*Lista de tarefas*.
A. No trecho sobre a missão de Martiniano de Alencar, reescreva em forma de lista o parágrafo que começa com "Dois sacerdotes", mantendo os fatos principais.
B. Segundo o trecho sobre a missão de Martiniano de Alencar, por que a oferta de Martiniano para ir ao Ceará foi aceita?
C. Prossiga com o trecho sobre a missão de Martiniano de Alencar a partir da última frase apresentada.

*Trecho da fonte*.
──────

Dois sacerdotes
foram enviados como agentes secretos a essas duas províncias; para o Ceará
ofereceu-se o jovem subdiácono José Martiniano de Alencar. A sua oferta foi
aceita por ser ele natural da Vila do Crato e pessoa muito querida pelo pároco
dessa Vila, os párocos do Sertão tinham grande influência. O Capitão-Mor da
mesma vila era um certo Filgueiras, pessoa cruel a quem os sertanejos temiam e
chamavam de bruxo, devido a impunidade com que vivia, sua casa era um covil de
criminosos que cometiam todo tipo de atrocidade ao mais simples aceno de
Filgueiras.
Os ingênuos
patriotas de Pernambuco acreditaram que se conquistando tal indivíduo,
ganhava-se a província inteira do Ceará, e que para ganhá-lo bastaria a vontade
do pároco, o qual não podia deixar de ceder ao pedido do seu predileto. Para
ajudar Martiniano nessa missão, acompanhou-lhe um certo Miguel Joaquim Cézar,
pessoa que parecia prudente e dia ter relações nos sertões daquela província.

──────

*Dados*.
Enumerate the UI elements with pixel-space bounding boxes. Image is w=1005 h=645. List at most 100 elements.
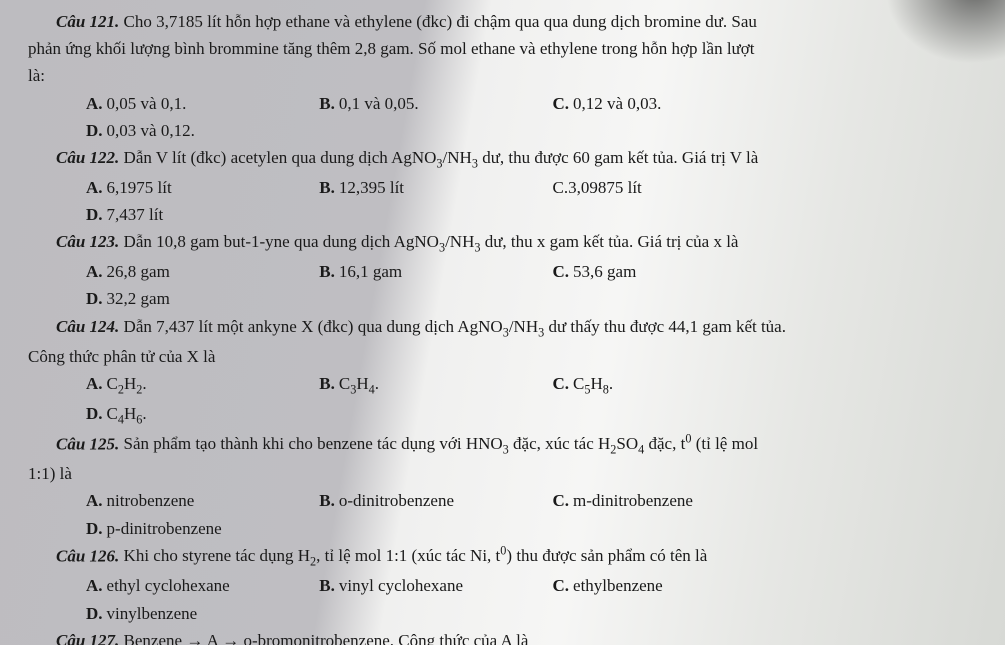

──────

*Respostas*.
A.
- Dois sacerdotes foram enviados como agentes secretos a duas províncias.
- Para o Ceará, ofereceu-se o jovem subdiácono José Martiniano de Alencar.
- A oferta foi aceita porque ele era natural da Vila do Crato e muito querido pelo pároco da vila; os párocos do Sertão tinham grande influência.
- O Capitão-Mor da vila era Filgueiras, homem cruel, temido pelos sertanejos e chamado de bruxo devido à impunidade com que vivia.
- Sua casa era um covil de criminosos que cometiam todo tipo de atrocidade ao mais simples aceno dele.

B. Porque ele era natural da Vila do Crato e muito querido pelo pároco dessa vila.

C.
Durante a viagem,
iam os mensageiros com cautela, mas se encontrassem alguém disposto a aderir a
causa, poderiam incitar seu patriotismo, mostrando as vantagens de não serem
mais governados por estrangeiros que sugavam as riquezas do Brasil e tratavam a
todos com tirania. Deveriam ir até Pombal ter com o vigário, onde teriam
notícia da comarca do Ceará e do padre Luiz José, caso o vigário de Pombal
estivesse solidário à causa, deveria José Martiniano ficar com ele e dali
escrever cartas aos amigos de Icó, essas cartas deveriam ser persuasivas, mas
sem comprometer o destinatário. Caso o padre Luiz José não estivesse favorável
à revolução, seguiriam até o Crato, mas se pudessem contar com o padre, fariam
a revolução no Crato e Icó. Depois, pedindo apoio a Pernambuco, poderiam seguir
para Aracati e Sobral, e com o apoio dessas quatro vilas, mesmo sem a ajuda de
Pernambuco, poderiam atacar a vila de Fortaleza.
Chegando ao Crato,
Martiniano se separou de seu companheiro, que ficou na fazenda do Padre Luiz
José, e seguiu ao encontro do padre, onde contou-lhe os acontecimentos das
províncias revoltadas, valendo-se da amizade entre os dois para convencê-lo a
conquistar o temível Capitão-Mor. Porém, foi em vão essa tentativa e o padre
tentou dissuadi-lo do contrário, temendo pela vida do amigo, suplicou-lhe que
desistisse da revolução, mas, em vão.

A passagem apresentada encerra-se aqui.